Copy, from the entries below, each line in which the string "Weber" appears.

* START STORED DATA *

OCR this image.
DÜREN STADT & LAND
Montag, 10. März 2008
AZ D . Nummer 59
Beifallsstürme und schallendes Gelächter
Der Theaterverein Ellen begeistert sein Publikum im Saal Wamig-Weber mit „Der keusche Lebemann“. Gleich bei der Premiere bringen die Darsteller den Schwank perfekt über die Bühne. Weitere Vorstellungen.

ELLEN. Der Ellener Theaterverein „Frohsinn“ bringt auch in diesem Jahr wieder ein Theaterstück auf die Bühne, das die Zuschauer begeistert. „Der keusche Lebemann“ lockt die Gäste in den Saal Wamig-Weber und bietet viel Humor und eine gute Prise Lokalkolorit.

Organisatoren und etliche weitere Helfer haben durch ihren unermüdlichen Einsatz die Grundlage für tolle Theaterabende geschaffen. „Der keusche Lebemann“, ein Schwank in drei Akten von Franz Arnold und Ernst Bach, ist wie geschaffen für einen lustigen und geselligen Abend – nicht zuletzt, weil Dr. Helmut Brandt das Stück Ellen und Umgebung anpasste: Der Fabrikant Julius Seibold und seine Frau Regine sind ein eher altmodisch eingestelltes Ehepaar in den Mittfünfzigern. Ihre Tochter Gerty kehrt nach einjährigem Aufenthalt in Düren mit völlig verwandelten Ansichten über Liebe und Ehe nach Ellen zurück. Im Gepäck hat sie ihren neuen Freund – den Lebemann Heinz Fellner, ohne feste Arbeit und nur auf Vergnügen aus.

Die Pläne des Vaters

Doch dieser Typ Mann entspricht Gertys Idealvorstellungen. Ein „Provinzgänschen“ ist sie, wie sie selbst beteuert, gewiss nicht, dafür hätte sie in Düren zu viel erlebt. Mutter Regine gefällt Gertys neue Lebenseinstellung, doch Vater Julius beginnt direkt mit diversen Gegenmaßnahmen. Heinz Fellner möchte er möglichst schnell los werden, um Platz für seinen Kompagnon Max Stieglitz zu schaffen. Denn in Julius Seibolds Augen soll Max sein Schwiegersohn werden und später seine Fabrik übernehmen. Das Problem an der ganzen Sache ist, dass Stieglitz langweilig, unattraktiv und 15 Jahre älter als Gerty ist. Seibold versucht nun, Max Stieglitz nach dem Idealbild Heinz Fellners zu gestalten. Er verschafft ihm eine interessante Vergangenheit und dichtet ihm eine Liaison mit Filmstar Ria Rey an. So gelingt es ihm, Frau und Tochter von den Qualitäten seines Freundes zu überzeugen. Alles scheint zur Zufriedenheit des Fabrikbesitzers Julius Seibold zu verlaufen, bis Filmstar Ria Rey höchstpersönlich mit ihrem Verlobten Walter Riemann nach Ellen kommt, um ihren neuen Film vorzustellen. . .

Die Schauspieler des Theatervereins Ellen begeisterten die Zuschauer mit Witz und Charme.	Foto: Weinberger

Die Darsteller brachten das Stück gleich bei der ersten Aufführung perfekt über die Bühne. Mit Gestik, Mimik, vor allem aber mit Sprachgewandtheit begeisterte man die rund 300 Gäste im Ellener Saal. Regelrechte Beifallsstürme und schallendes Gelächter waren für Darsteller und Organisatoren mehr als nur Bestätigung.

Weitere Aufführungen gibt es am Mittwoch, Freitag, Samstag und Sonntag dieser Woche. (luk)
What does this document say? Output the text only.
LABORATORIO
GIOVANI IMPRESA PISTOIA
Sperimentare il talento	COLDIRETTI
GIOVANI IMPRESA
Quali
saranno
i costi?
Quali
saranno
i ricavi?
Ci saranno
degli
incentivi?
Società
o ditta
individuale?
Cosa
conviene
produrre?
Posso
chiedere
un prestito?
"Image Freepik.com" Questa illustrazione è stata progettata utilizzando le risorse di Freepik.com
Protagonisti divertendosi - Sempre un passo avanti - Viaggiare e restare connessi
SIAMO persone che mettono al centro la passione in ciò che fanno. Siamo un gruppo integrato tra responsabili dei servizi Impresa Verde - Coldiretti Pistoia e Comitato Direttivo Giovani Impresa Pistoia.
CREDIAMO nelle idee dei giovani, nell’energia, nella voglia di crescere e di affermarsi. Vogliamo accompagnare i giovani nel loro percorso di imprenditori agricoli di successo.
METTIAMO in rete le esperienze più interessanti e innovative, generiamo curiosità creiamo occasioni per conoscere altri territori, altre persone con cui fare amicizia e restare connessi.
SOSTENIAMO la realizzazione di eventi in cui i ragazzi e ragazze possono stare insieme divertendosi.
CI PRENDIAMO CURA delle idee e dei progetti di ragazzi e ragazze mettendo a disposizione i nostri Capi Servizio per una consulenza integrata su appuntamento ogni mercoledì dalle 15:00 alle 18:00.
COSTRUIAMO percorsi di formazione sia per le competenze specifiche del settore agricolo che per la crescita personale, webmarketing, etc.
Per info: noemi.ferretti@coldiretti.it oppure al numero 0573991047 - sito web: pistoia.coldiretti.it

* END STORED DATA *
* START STORED DATA *

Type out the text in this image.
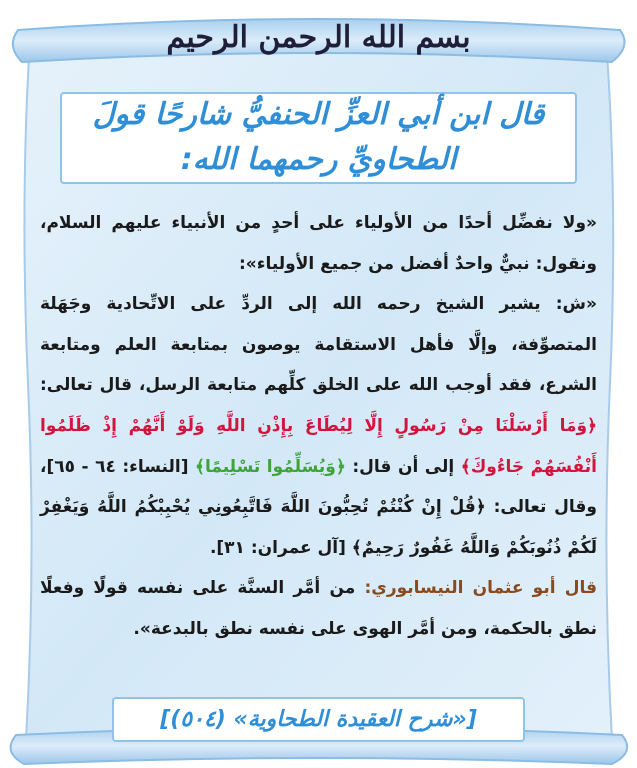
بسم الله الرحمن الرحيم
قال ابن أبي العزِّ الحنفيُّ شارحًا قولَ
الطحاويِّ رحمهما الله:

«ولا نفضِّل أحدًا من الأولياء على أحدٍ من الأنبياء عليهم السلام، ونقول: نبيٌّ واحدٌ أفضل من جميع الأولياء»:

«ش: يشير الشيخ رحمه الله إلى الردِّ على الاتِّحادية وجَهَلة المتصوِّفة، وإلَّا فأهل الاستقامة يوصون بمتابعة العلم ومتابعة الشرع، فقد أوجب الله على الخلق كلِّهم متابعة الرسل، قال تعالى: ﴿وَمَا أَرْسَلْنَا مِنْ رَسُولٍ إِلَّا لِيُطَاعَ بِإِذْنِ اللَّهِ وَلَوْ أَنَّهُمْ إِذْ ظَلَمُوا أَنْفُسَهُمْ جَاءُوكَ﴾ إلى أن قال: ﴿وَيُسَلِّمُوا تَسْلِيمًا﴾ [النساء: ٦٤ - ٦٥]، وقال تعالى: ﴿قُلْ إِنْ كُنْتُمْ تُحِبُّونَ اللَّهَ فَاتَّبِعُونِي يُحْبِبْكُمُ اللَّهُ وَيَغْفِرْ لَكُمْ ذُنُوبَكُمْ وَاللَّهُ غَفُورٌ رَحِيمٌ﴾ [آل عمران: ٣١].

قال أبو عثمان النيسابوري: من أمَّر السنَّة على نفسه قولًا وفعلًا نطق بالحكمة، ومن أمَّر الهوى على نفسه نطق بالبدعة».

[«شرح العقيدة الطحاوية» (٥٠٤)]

* END STORED DATA *

EXERCISE RESPONSE →
Der Theaterverein Ellen begeistert sein Publikum im Saal Wamig-Weber mit „Der keusche Lebemann“. Gleich bei der Premiere bringen die Darsteller den Schwank perfekt über die Bühne. Weitere Vorstellungen.
ELLEN. Der Ellener Theaterverein „Frohsinn“ bringt auch in diesem Jahr wieder ein Theaterstück auf die Bühne, das die Zuschauer begeistert. „Der keusche Lebemann“ lockt die Gäste in den Saal Wamig-Weber und bietet viel Humor und eine gute Prise Lokalkolorit.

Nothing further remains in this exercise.